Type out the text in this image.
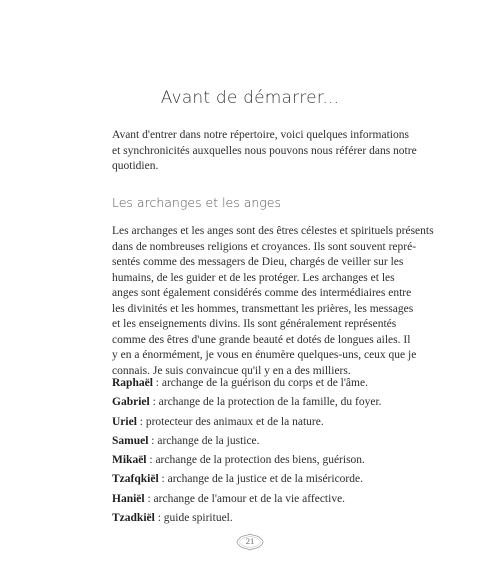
Avant de démarrer...
Avant d'entrer dans notre répertoire, voici quelques informations
et synchronicités auxquelles nous pouvons nous référer dans notre
quotidien.
Les archanges et les anges
Les archanges et les anges sont des êtres célestes et spirituels présents
dans de nombreuses religions et croyances. Ils sont souvent repré-
sentés comme des messagers de Dieu, chargés de veiller sur les
humains, de les guider et de les protéger. Les archanges et les
anges sont également considérés comme des intermédiaires entre
les divinités et les hommes, transmettant les prières, les messages
et les enseignements divins. Ils sont généralement représentés
comme des êtres d'une grande beauté et dotés de longues ailes. Il
y en a énormément, je vous en énumère quelques-uns, ceux que je
connais. Je suis convaincue qu'il y en a des milliers.
Raphaël : archange de la guérison du corps et de l'âme.
Gabriel : archange de la protection de la famille, du foyer.
Uriel : protecteur des animaux et de la nature.
Samuel : archange de la justice.
Mikaël : archange de la protection des biens, guérison.
Tzafqkiël : archange de la justice et de la miséricorde.
Haniël : archange de l'amour et de la vie affective.
Tzadkiël : guide spirituel.
21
****************
Work to complete » Show every line from the entries above in which "dans" appears.

Solved problem »
Avant d'entrer dans notre répertoire, voici quelques informations
et synchronicités auxquelles nous pouvons nous référer dans notre
dans de nombreuses religions et croyances. Ils sont souvent repré-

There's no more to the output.